THE INPUT —
----

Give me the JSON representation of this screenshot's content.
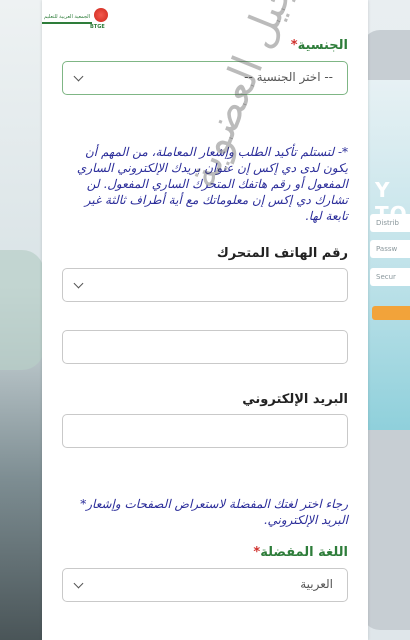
{
  "logo": {
    "line1": "الجمعية العربية للتعليم",
    "line2": "BTGE"
  },
  "nationality": {
    "label": "الجنسية",
    "required": "*",
    "placeholder": "-- اختر الجنسية --"
  },
  "phone_note": "*- لتستلم تأكيد الطلب وإشعار المعاملة، من المهم أن يكون لدى دي إكس إن عنوان بريدك الإلكتروني الساري المفعول أو رقم هاتفك المتحرك الساري المفعول. لن تشارك دي إكس إن معلوماتك مع أية أطراف ثالثة غير تابعة لها.",
  "phone": {
    "label": "رقم الهاتف المتحرك",
    "code_value": "",
    "number_value": ""
  },
  "email": {
    "label": "البريد الإلكتروني",
    "value": ""
  },
  "language_note": "رجاء اختر لغتك المفضلة لاستعراض الصفحات وإشعار* البريد الإلكتروني.",
  "language": {
    "label": "اللغة المفضلة",
    "required": "*",
    "value": "العربية"
  },
  "watermark": "صفحة تسجيل العضوية",
  "background": {
    "screen_text": "Y TO",
    "field1": "Distrib",
    "field2": "Passw",
    "field3": "Secur"
  },
  "colors": {
    "label_green": "#2e7d3a",
    "note_blue": "#2b2d9a",
    "required_red": "#d0312d"
  }
}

----

Repeat the material exactly as it reads, without any of its pictures.

SOLUTION TO THIS PROBLEM —
Give me the JSON representation of this screenshot's content.
{
  "logo": {
    "line1": "الجمعية العربية للتعليم",
    "line2": "BTGE"
  },
  "nationality": {
    "label": "الجنسية",
    "required": "*",
    "placeholder": "-- اختر الجنسية --"
  },
  "phone_note": "*- لتستلم تأكيد الطلب وإشعار المعاملة، من المهم أن يكون لدى دي إكس إن عنوان بريدك الإلكتروني الساري المفعول أو رقم هاتفك المتحرك الساري المفعول. لن تشارك دي إكس إن معلوماتك مع أية أطراف ثالثة غير تابعة لها.",
  "phone": {
    "label": "رقم الهاتف المتحرك",
    "code_value": "",
    "number_value": ""
  },
  "email": {
    "label": "البريد الإلكتروني",
    "value": ""
  },
  "language_note": "رجاء اختر لغتك المفضلة لاستعراض الصفحات وإشعار* البريد الإلكتروني.",
  "language": {
    "label": "اللغة المفضلة",
    "required": "*",
    "value": "العربية"
  },
  "watermark": "صفحة تسجيل العضوية",
  "background": {
    "screen_text": "Y TO",
    "field1": "Distrib",
    "field2": "Passw",
    "field3": "Secur"
  },
  "colors": {
    "label_green": "#2e7d3a",
    "note_blue": "#2b2d9a",
    "required_red": "#d0312d"
  }
}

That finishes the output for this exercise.